• Objective:
Every entry below should be printed exactly, without its images.

--- Begin Source data ---

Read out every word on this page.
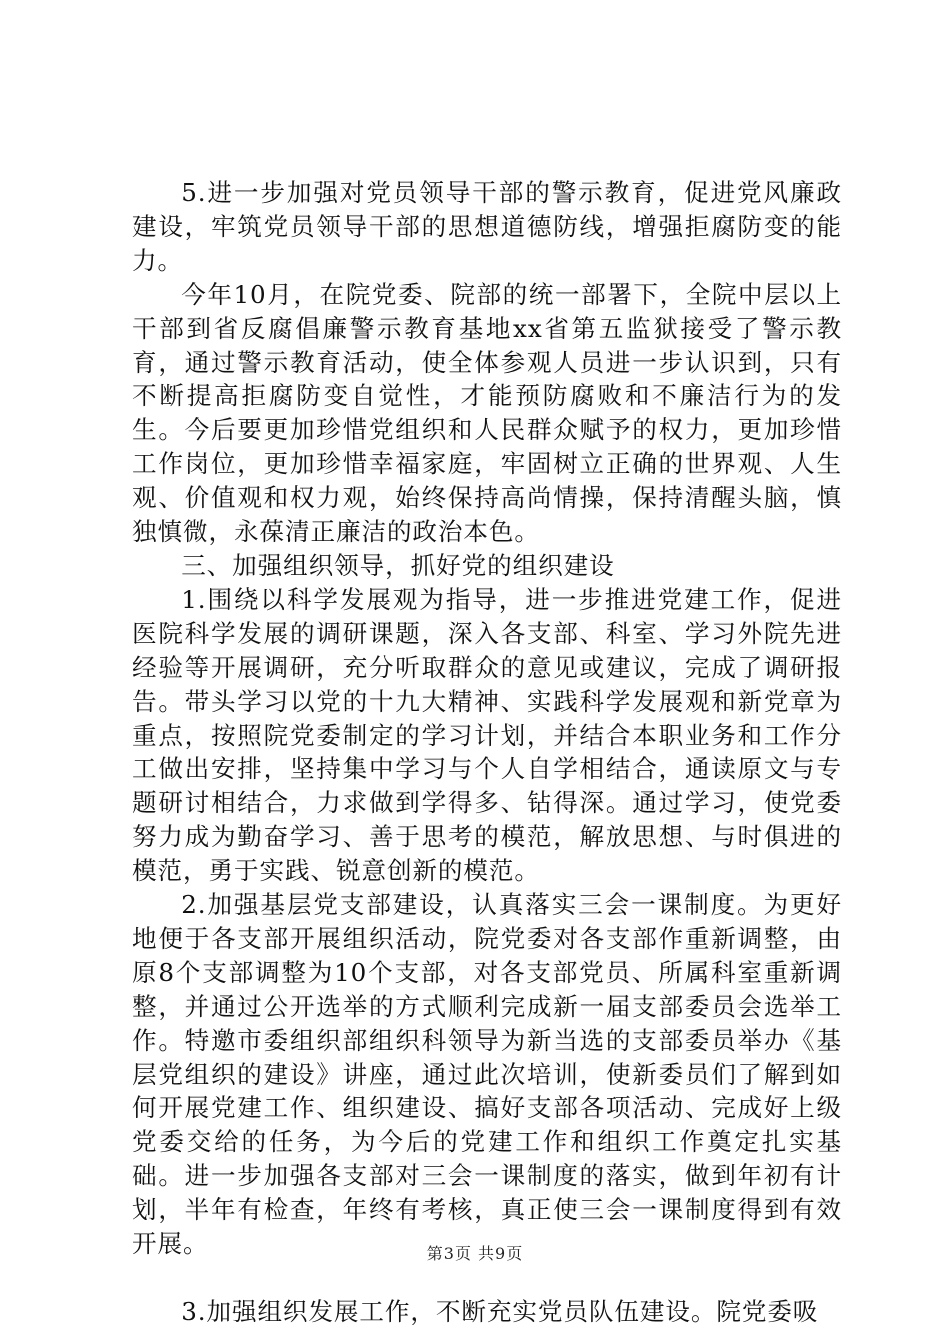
5.进一步加强对党员领导干部的警示教育，促进党风廉政建设，牢筑党员领导干部的思想道德防线，增强拒腐防变的能力。

今年10月，在院党委、院部的统一部署下，全院中层以上干部到省反腐倡廉警示教育基地xx省第五监狱接受了警示教育，通过警示教育活动，使全体参观人员进一步认识到，只有不断提高拒腐防变自觉性，才能预防腐败和不廉洁行为的发生。今后要更加珍惜党组织和人民群众赋予的权力，更加珍惜工作岗位，更加珍惜幸福家庭，牢固树立正确的世界观、人生观、价值观和权力观，始终保持高尚情操，保持清醒头脑，慎独慎微，永葆清正廉洁的政治本色。

三、加强组织领导，抓好党的组织建设

1.围绕以科学发展观为指导，进一步推进党建工作，促进医院科学发展的调研课题，深入各支部、科室、学习外院先进经验等开展调研，充分听取群众的意见或建议，完成了调研报告。带头学习以党的十九大精神、实践科学发展观和新党章为重点，按照院党委制定的学习计划，并结合本职业务和工作分工做出安排，坚持集中学习与个人自学相结合，通读原文与专题研讨相结合，力求做到学得多、钻得深。通过学习，使党委努力成为勤奋学习、善于思考的模范，解放思想、与时俱进的模范，勇于实践、锐意创新的模范。

2.加强基层党支部建设，认真落实三会一课制度。为更好地便于各支部开展组织活动，院党委对各支部作重新调整，由原8个支部调整为10个支部，对各支部党员、所属科室重新调整，并通过公开选举的方式顺利完成新一届支部委员会选举工作。特邀市委组织部组织科领导为新当选的支部委员举办《基层党组织的建设》讲座，通过此次培训，使新委员们了解到如何开展党建工作、组织建设、搞好支部各项活动、完成好上级党委交给的任务，为今后的党建工作和组织工作奠定扎实基础。进一步加强各支部对三会一课制度的落实，做到年初有计划，半年有检查，年终有考核，真正使三会一课制度得到有效开展。

3.加强组织发展工作，不断充实党员队伍建设。院党委吸

第3页 共9页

--- End Source data ---

• Problem solution:
Read out every word on this page.
5.进一步加强对党员领导干部的警示教育，促进党风廉政建设，牢筑党员领导干部的思想道德防线，增强拒腐防变的能力。

今年10月，在院党委、院部的统一部署下，全院中层以上干部到省反腐倡廉警示教育基地xx省第五监狱接受了警示教育，通过警示教育活动，使全体参观人员进一步认识到，只有不断提高拒腐防变自觉性，才能预防腐败和不廉洁行为的发生。今后要更加珍惜党组织和人民群众赋予的权力，更加珍惜工作岗位，更加珍惜幸福家庭，牢固树立正确的世界观、人生观、价值观和权力观，始终保持高尚情操，保持清醒头脑，慎独慎微，永葆清正廉洁的政治本色。

三、加强组织领导，抓好党的组织建设

1.围绕以科学发展观为指导，进一步推进党建工作，促进医院科学发展的调研课题，深入各支部、科室、学习外院先进经验等开展调研，充分听取群众的意见或建议，完成了调研报告。带头学习以党的十九大精神、实践科学发展观和新党章为重点，按照院党委制定的学习计划，并结合本职业务和工作分工做出安排，坚持集中学习与个人自学相结合，通读原文与专题研讨相结合，力求做到学得多、钻得深。通过学习，使党委努力成为勤奋学习、善于思考的模范，解放思想、与时俱进的模范，勇于实践、锐意创新的模范。

2.加强基层党支部建设，认真落实三会一课制度。为更好地便于各支部开展组织活动，院党委对各支部作重新调整，由原8个支部调整为10个支部，对各支部党员、所属科室重新调整，并通过公开选举的方式顺利完成新一届支部委员会选举工作。特邀市委组织部组织科领导为新当选的支部委员举办《基层党组织的建设》讲座，通过此次培训，使新委员们了解到如何开展党建工作、组织建设、搞好支部各项活动、完成好上级党委交给的任务，为今后的党建工作和组织工作奠定扎实基础。进一步加强各支部对三会一课制度的落实，做到年初有计划，半年有检查，年终有考核，真正使三会一课制度得到有效开展。

3.加强组织发展工作，不断充实党员队伍建设。院党委吸

第3页 共9页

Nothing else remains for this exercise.